What the exercise asks:
Each entry must appear again exactly as it does in the source.

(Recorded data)
******************************
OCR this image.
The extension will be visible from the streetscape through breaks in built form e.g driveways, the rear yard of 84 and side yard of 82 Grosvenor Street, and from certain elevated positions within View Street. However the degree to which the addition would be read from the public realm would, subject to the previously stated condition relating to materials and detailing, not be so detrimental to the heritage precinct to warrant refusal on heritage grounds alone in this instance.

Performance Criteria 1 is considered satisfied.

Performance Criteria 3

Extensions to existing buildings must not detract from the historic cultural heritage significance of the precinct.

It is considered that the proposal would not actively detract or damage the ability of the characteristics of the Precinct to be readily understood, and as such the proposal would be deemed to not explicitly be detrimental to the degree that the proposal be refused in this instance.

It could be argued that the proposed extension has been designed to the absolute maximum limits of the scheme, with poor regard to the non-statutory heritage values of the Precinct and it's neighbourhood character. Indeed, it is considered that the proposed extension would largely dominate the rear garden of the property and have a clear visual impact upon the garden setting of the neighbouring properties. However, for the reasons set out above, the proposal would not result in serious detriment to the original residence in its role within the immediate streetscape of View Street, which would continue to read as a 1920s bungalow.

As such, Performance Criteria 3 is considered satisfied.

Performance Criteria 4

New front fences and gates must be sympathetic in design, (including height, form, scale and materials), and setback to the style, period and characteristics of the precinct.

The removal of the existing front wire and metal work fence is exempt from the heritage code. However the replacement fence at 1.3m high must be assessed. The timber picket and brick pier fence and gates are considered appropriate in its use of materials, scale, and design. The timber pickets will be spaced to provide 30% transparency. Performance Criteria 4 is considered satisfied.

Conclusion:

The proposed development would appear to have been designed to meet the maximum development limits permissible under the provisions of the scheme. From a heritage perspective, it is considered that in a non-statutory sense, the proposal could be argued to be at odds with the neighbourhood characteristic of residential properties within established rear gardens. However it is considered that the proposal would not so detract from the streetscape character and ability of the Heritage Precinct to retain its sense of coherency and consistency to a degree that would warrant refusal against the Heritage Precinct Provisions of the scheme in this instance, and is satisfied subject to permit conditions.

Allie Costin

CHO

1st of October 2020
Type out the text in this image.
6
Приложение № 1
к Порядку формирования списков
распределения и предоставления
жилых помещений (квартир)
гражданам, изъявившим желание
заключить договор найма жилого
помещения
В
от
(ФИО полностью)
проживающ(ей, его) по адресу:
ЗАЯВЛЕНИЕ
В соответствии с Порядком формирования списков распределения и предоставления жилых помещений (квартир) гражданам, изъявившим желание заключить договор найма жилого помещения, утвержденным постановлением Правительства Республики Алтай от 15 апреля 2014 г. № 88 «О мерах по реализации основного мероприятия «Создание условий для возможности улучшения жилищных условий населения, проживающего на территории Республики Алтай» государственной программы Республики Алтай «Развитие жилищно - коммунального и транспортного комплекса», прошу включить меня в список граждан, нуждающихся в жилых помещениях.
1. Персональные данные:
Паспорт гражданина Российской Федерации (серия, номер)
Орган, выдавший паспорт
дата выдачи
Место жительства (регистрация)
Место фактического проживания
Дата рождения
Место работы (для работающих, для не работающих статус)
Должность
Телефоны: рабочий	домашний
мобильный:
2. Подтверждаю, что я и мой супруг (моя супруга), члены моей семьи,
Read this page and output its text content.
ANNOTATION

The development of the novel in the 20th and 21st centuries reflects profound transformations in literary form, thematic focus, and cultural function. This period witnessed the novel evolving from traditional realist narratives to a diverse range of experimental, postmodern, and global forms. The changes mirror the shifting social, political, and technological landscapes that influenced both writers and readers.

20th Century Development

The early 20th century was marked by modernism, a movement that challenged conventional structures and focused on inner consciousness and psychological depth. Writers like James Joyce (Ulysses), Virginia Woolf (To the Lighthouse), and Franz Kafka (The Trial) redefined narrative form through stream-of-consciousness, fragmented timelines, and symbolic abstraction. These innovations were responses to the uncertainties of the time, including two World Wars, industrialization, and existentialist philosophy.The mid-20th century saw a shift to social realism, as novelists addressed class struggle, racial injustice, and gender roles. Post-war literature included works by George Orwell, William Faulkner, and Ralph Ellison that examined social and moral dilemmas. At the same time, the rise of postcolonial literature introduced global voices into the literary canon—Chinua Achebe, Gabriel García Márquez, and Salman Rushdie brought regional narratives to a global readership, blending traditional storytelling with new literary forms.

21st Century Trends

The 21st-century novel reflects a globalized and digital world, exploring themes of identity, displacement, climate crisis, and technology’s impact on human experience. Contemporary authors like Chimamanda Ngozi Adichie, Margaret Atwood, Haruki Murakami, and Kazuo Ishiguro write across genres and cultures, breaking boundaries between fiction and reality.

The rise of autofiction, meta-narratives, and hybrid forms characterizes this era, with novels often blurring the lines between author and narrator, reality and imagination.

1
******************************
Finished task:
OCR this image.
The extension will be visible from the streetscape through breaks in built form e.g driveways, the rear yard of 84 and side yard of 82 Grosvenor Street, and from certain elevated positions within View Street. However the degree to which the addition would be read from the public realm would, subject to the previously stated condition relating to materials and detailing, not be so detrimental to the heritage precinct to warrant refusal on heritage grounds alone in this instance.

Performance Criteria 1 is considered satisfied.

Performance Criteria 3

Extensions to existing buildings must not detract from the historic cultural heritage significance of the precinct.

It is considered that the proposal would not actively detract or damage the ability of the characteristics of the Precinct to be readily understood, and as such the proposal would be deemed to not explicitly be detrimental to the degree that the proposal be refused in this instance.

It could be argued that the proposed extension has been designed to the absolute maximum limits of the scheme, with poor regard to the non-statutory heritage values of the Precinct and it's neighbourhood character. Indeed, it is considered that the proposed extension would largely dominate the rear garden of the property and have a clear visual impact upon the garden setting of the neighbouring properties. However, for the reasons set out above, the proposal would not result in serious detriment to the original residence in its role within the immediate streetscape of View Street, which would continue to read as a 1920s bungalow.

As such, Performance Criteria 3 is considered satisfied.

Performance Criteria 4

New front fences and gates must be sympathetic in design, (including height, form, scale and materials), and setback to the style, period and characteristics of the precinct.

The removal of the existing front wire and metal work fence is exempt from the heritage code. However the replacement fence at 1.3m high must be assessed. The timber picket and brick pier fence and gates are considered appropriate in its use of materials, scale, and design. The timber pickets will be spaced to provide 30% transparency. Performance Criteria 4 is considered satisfied.

Conclusion:

The proposed development would appear to have been designed to meet the maximum development limits permissible under the provisions of the scheme. From a heritage perspective, it is considered that in a non-statutory sense, the proposal could be argued to be at odds with the neighbourhood characteristic of residential properties within established rear gardens. However it is considered that the proposal would not so detract from the streetscape character and ability of the Heritage Precinct to retain its sense of coherency and consistency to a degree that would warrant refusal against the Heritage Precinct Provisions of the scheme in this instance, and is satisfied subject to permit conditions.

Allie Costin

CHO

1st of October 2020
Type out the text in this image.
6
Приложение № 1
к Порядку формирования списков
распределения и предоставления
жилых помещений (квартир)
гражданам, изъявившим желание
заключить договор найма жилого
помещения
В
от
(ФИО полностью)
проживающ(ей, его) по адресу:
ЗАЯВЛЕНИЕ
В соответствии с Порядком формирования списков распределения и предоставления жилых помещений (квартир) гражданам, изъявившим желание заключить договор найма жилого помещения, утвержденным постановлением Правительства Республики Алтай от 15 апреля 2014 г. № 88 «О мерах по реализации основного мероприятия «Создание условий для возможности улучшения жилищных условий населения, проживающего на территории Республики Алтай» государственной программы Республики Алтай «Развитие жилищно - коммунального и транспортного комплекса», прошу включить меня в список граждан, нуждающихся в жилых помещениях.
1. Персональные данные:
Паспорт гражданина Российской Федерации (серия, номер)
Орган, выдавший паспорт
дата выдачи
Место жительства (регистрация)
Место фактического проживания
Дата рождения
Место работы (для работающих, для не работающих статус)
Должность
Телефоны: рабочий	домашний
мобильный:
2. Подтверждаю, что я и мой супруг (моя супруга), члены моей семьи,
Read this page and output its text content.
ANNOTATION

The development of the novel in the 20th and 21st centuries reflects profound transformations in literary form, thematic focus, and cultural function. This period witnessed the novel evolving from traditional realist narratives to a diverse range of experimental, postmodern, and global forms. The changes mirror the shifting social, political, and technological landscapes that influenced both writers and readers.

20th Century Development

The early 20th century was marked by modernism, a movement that challenged conventional structures and focused on inner consciousness and psychological depth. Writers like James Joyce (Ulysses), Virginia Woolf (To the Lighthouse), and Franz Kafka (The Trial) redefined narrative form through stream-of-consciousness, fragmented timelines, and symbolic abstraction. These innovations were responses to the uncertainties of the time, including two World Wars, industrialization, and existentialist philosophy.The mid-20th century saw a shift to social realism, as novelists addressed class struggle, racial injustice, and gender roles. Post-war literature included works by George Orwell, William Faulkner, and Ralph Ellison that examined social and moral dilemmas. At the same time, the rise of postcolonial literature introduced global voices into the literary canon—Chinua Achebe, Gabriel García Márquez, and Salman Rushdie brought regional narratives to a global readership, blending traditional storytelling with new literary forms.

21st Century Trends

The 21st-century novel reflects a globalized and digital world, exploring themes of identity, displacement, climate crisis, and technology’s impact on human experience. Contemporary authors like Chimamanda Ngozi Adichie, Margaret Atwood, Haruki Murakami, and Kazuo Ishiguro write across genres and cultures, breaking boundaries between fiction and reality.

The rise of autofiction, meta-narratives, and hybrid forms characterizes this era, with novels often blurring the lines between author and narrator, reality and imagination.

1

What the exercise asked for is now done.